**WHAT THE TASK REQUIRES:**
Copy each line that contains the string "image".
***** EXCERPTED RECORDS *****
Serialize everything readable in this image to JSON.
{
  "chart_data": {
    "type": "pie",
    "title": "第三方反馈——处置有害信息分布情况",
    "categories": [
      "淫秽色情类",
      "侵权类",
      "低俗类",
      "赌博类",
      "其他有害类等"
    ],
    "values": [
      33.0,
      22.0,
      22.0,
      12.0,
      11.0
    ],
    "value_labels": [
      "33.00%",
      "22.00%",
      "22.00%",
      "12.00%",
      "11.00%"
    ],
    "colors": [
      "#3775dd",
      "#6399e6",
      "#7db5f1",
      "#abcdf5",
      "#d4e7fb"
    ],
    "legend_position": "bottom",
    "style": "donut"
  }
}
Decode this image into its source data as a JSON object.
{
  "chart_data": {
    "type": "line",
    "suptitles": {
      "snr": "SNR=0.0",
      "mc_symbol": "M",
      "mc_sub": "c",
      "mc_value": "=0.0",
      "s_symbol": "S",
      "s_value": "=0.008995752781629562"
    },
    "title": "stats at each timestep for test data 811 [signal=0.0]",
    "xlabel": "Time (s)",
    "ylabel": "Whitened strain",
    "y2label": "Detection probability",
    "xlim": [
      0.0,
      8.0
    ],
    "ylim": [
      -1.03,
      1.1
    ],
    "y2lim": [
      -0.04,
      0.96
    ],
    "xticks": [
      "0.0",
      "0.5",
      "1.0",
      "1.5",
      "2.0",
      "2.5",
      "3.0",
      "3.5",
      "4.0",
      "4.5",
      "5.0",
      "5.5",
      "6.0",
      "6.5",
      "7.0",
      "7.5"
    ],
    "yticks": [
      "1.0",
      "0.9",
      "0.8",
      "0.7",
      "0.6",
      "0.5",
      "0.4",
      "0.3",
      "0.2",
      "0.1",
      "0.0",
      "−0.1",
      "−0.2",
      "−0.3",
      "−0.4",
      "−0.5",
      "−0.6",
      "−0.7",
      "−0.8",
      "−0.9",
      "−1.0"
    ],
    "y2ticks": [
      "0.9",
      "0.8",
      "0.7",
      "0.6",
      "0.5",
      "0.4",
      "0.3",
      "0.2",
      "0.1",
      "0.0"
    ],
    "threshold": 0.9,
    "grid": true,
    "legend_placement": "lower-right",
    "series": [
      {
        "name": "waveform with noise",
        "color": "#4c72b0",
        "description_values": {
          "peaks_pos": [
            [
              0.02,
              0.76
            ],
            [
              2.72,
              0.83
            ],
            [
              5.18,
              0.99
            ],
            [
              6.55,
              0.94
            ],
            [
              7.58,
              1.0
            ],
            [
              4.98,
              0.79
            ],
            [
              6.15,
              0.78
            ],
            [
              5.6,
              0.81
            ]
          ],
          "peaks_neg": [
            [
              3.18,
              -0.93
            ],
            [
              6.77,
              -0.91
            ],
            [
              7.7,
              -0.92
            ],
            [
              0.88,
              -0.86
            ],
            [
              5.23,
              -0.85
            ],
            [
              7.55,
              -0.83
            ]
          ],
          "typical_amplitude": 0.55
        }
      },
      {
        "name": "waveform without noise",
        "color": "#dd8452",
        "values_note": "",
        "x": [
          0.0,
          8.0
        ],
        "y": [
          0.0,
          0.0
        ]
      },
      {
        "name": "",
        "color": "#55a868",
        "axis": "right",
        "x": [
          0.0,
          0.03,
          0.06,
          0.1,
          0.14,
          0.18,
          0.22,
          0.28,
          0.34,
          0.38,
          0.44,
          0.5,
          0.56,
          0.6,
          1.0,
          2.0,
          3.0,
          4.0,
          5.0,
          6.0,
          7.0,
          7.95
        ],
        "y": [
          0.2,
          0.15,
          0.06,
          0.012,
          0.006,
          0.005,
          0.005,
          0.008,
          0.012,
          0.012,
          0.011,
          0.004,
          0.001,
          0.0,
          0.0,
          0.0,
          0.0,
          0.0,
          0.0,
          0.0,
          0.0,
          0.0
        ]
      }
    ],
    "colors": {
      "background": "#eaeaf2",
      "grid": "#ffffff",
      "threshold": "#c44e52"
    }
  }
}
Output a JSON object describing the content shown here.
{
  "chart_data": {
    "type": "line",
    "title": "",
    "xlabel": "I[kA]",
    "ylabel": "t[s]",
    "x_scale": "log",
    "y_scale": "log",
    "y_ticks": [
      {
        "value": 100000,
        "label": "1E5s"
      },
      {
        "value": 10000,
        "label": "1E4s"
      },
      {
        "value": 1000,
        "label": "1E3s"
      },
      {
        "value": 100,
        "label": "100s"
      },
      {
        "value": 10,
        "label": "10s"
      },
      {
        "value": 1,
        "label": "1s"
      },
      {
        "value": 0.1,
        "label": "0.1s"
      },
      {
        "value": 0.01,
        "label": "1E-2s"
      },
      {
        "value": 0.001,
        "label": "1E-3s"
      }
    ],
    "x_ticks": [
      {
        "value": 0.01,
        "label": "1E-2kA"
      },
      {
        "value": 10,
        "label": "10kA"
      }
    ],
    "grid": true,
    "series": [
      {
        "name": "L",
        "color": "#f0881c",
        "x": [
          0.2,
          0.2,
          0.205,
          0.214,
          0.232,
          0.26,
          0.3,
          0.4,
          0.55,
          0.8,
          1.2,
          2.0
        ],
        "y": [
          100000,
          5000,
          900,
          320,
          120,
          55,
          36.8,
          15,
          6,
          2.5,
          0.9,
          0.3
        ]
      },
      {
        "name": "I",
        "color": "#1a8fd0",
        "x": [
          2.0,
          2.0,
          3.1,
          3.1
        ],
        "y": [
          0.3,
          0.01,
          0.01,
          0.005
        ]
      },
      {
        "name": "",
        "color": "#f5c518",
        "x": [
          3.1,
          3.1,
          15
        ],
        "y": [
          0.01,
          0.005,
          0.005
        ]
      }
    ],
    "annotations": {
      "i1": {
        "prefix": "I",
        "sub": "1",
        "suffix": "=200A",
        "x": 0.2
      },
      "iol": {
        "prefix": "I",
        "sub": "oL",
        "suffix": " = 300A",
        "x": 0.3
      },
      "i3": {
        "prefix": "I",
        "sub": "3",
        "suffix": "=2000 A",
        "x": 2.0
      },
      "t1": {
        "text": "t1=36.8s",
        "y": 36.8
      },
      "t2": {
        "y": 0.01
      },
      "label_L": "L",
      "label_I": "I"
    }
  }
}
*****
**SOLUTION:**
Serialize everything readable in this image to JSON.
Decode this image into its source data as a JSON object.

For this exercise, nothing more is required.